(Saved data entries)
········

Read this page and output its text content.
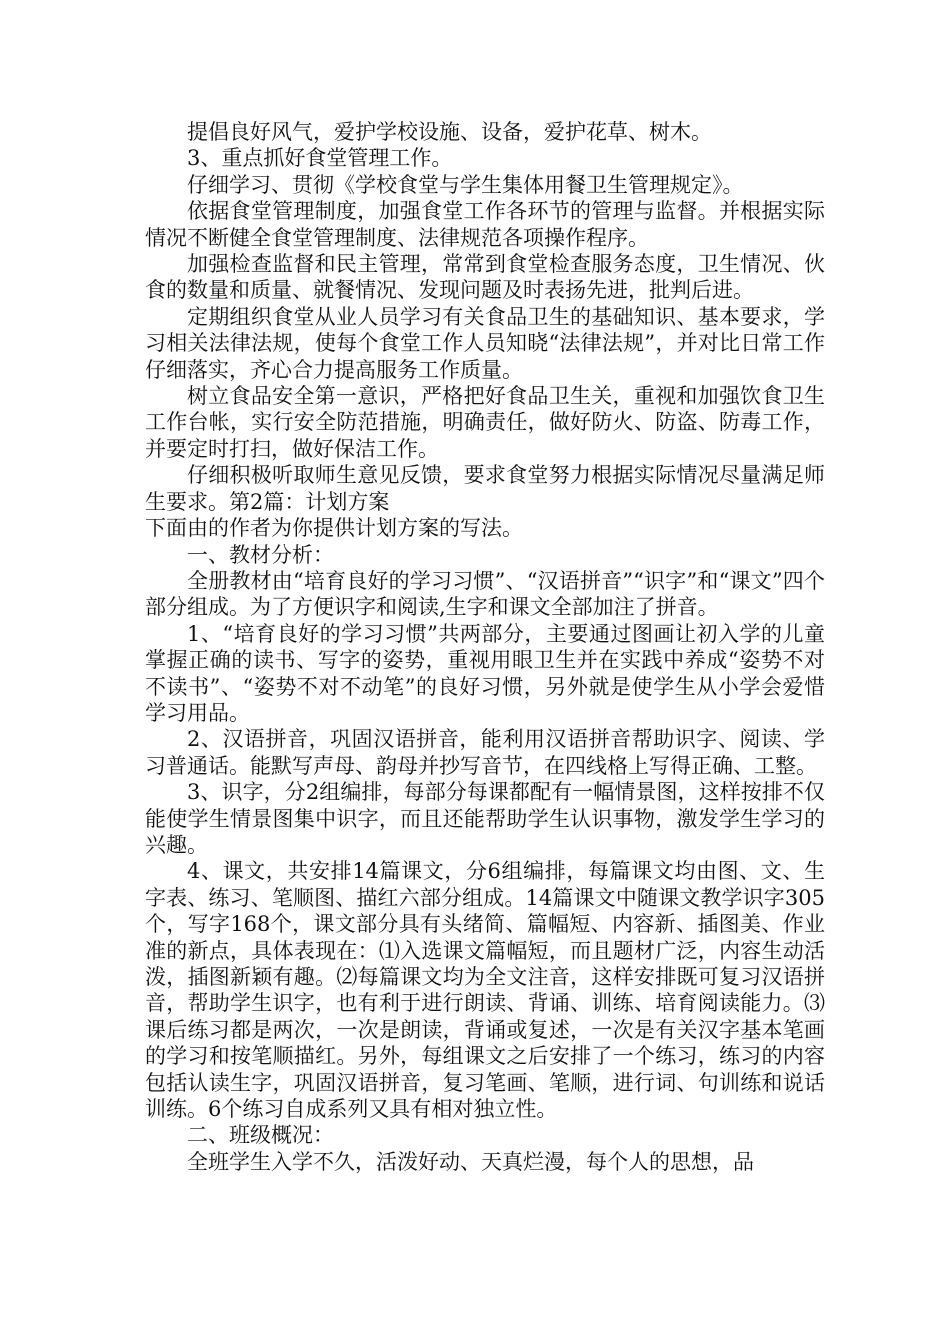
提倡良好风气，爱护学校设施、设备，爱护花草、树木。

3、重点抓好食堂管理工作。

仔细学习、贯彻《学校食堂与学生集体用餐卫生管理规定》。

依据食堂管理制度，加强食堂工作各环节的管理与监督。并根据实际情况不断健全食堂管理制度、法律规范各项操作程序。

加强检查监督和民主管理，常常到食堂检查服务态度，卫生情况、伙食的数量和质量、就餐情况、发现问题及时表扬先进，批判后进。

定期组织食堂从业人员学习有关食品卫生的基础知识、基本要求，学习相关法律法规，使每个食堂工作人员知晓“法律法规”，并对比日常工作仔细落实，齐心合力提高服务工作质量。

树立食品安全第一意识，严格把好食品卫生关，重视和加强饮食卫生工作台帐，实行安全防范措施，明确责任，做好防火、防盗、防毒工作，并要定时打扫，做好保洁工作。

仔细积极听取师生意见反馈，要求食堂努力根据实际情况尽量满足师生要求。第2篇：计划方案

下面由的作者为你提供计划方案的写法。

一、教材分析：

全册教材由“培育良好的学习习惯”、“汉语拼音”“识字”和“课文”四个部分组成。为了方便识字和阅读,生字和课文全部加注了拼音。

1、“培育良好的学习习惯”共两部分，主要通过图画让初入学的儿童掌握正确的读书、写字的姿势，重视用眼卫生并在实践中养成“姿势不对不读书”、“姿势不对不动笔”的良好习惯，另外就是使学生从小学会爱惜学习用品。

2、汉语拼音，巩固汉语拼音，能利用汉语拼音帮助识字、阅读、学习普通话。能默写声母、韵母并抄写音节，在四线格上写得正确、工整。

3、识字，分2组编排，每部分每课都配有一幅情景图，这样按排不仅能使学生情景图集中识字，而且还能帮助学生认识事物，激发学生学习的兴趣。

4、课文，共安排14篇课文，分6组编排，每篇课文均由图、文、生字表、练习、笔顺图、描红六部分组成。14篇课文中随课文教学识字305个，写字168个，课文部分具有头绪简、篇幅短、内容新、插图美、作业准的新点，具体表现在：⑴入选课文篇幅短，而且题材广泛，内容生动活泼，插图新颖有趣。⑵每篇课文均为全文注音，这样安排既可复习汉语拼音，帮助学生识字，也有利于进行朗读、背诵、训练、培育阅读能力。⑶课后练习都是两次，一次是朗读，背诵或复述，一次是有关汉字基本笔画的学习和按笔顺描红。另外，每组课文之后安排了一个练习，练习的内容包括认读生字，巩固汉语拼音，复习笔画、笔顺，进行词、句训练和说话训练。6个练习自成系列又具有相对独立性。

二、班级概况：

全班学生入学不久，活泼好动、天真烂漫，每个人的思想，品
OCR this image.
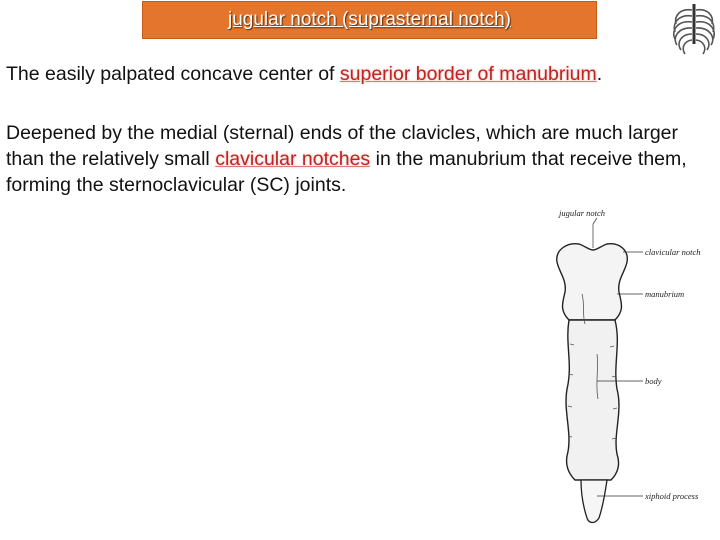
jugular notch (suprasternal notch)

The easily palpated concave center of superior border of manubrium.

Deepened by the medial (sternal) ends of the clavicles, which are much larger than the relatively small clavicular notches in the manubrium that receive them, forming the sternoclavicular (SC) joints.

jugular notch
clavicular notch
manubrium
body
xiphoid process
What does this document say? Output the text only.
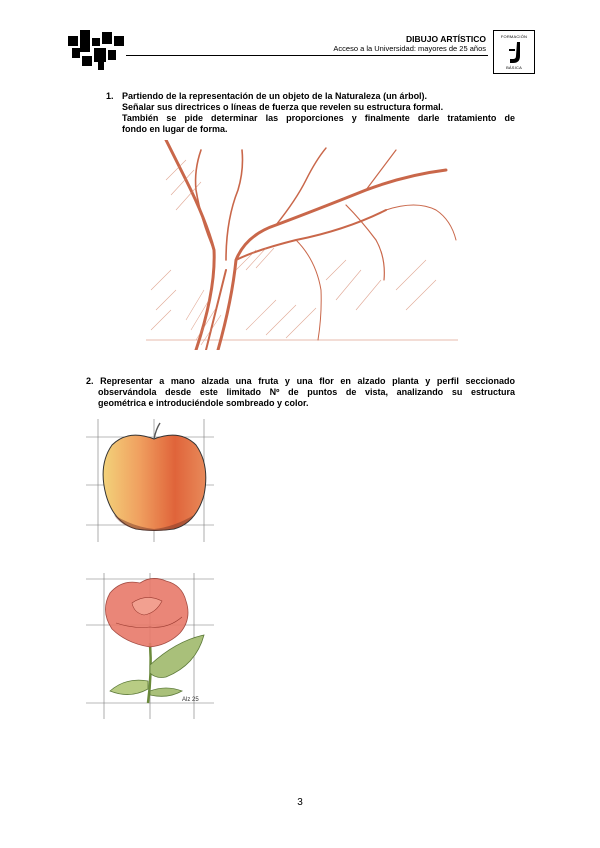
DIBUJO ARTÍSTICO
Acceso a la Universidad: mayores de 25 años
FORMACIÓN
BÁSICA
1. Partiendo de la representación de un objeto de la Naturaleza (un árbol).
Señalar sus directrices o líneas de fuerza que revelen su estructura formal.
También se pide determinar las proporciones y finalmente darle tratamiento de
fondo en lugar de forma.
2. Representar a mano alzada una fruta y una flor en alzado planta y perfil seccionado
observándola desde este limitado Nº de puntos de vista, analizando su estructura
geométrica e introduciéndole sombreado y color.
Alz 25
3
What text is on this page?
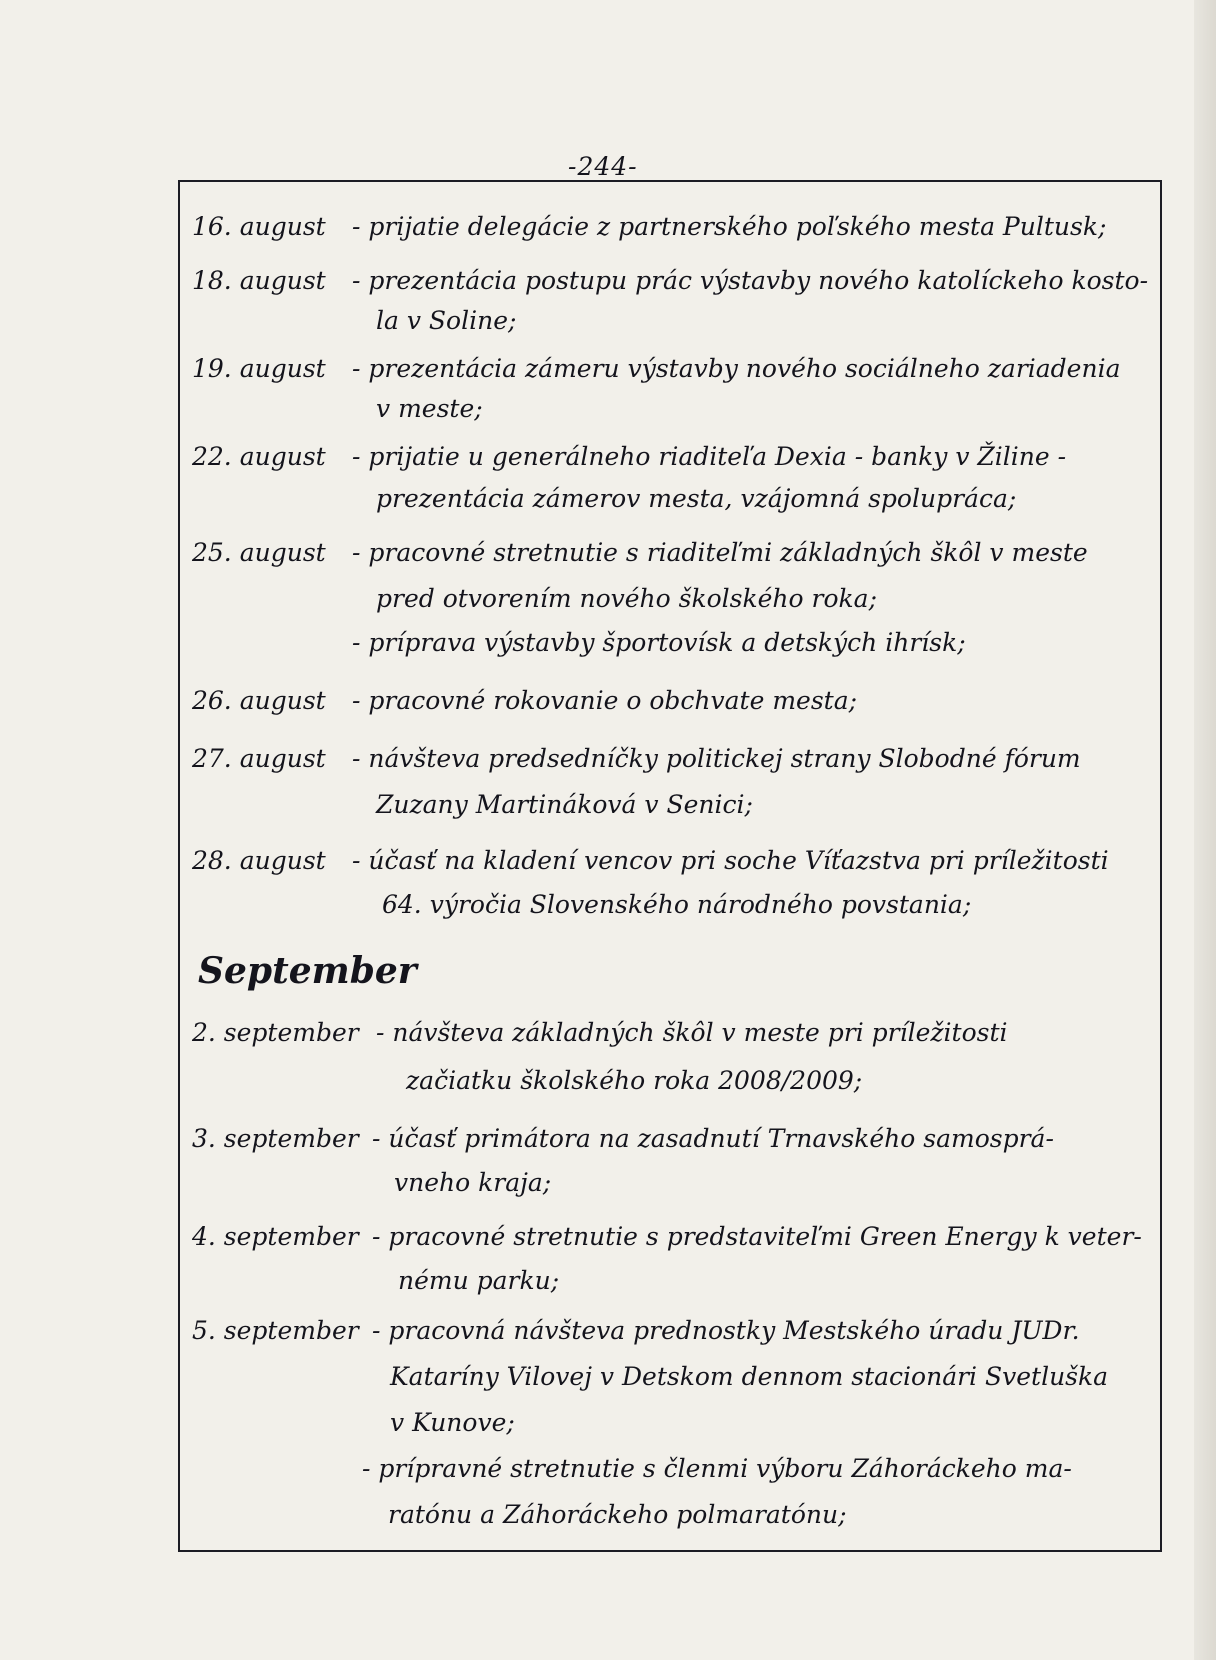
-244-
16. august - prijatie delegácie z partnerského poľského mesta Pultusk;
18. august - prezentácia postupu prác výstavby nového katolíckeho kosto-
la v Soline;
19. august - prezentácia zámeru výstavby nového sociálneho zariadenia
v meste;
22. august - prijatie u generálneho riaditeľa Dexia - banky v Žiline -
prezentácia zámerov mesta, vzájomná spolupráca;
25. august - pracovné stretnutie s riaditeľmi základných škôl v meste
pred otvorením nového školského roka;
- príprava výstavby športovísk a detských ihrísk;
26. august - pracovné rokovanie o obchvate mesta;
27. august - návšteva predsedníčky politickej strany Slobodné fórum
Zuzany Martináková v Senici;
28. august - účasť na kladení vencov pri soche Víťazstva pri príležitosti
64. výročia Slovenského národného povstania;
September
2. september - návšteva základných škôl v meste pri príležitosti
začiatku školského roka 2008/2009;
3. september - účasť primátora na zasadnutí Trnavského samosprá-
vneho kraja;
4. september - pracovné stretnutie s predstaviteľmi Green Energy k veter-
nému parku;
5. september - pracovná návšteva prednostky Mestského úradu JUDr.
Kataríny Vilovej v Detskom dennom stacionári Svetluška
v Kunove;
- prípravné stretnutie s členmi výboru Záhoráckeho ma-
ratónu a Záhoráckeho polmaratónu;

········

Count up the lines in the listing that hold the word "pracovné", and give that number only.

EXERCISE RESULT | 3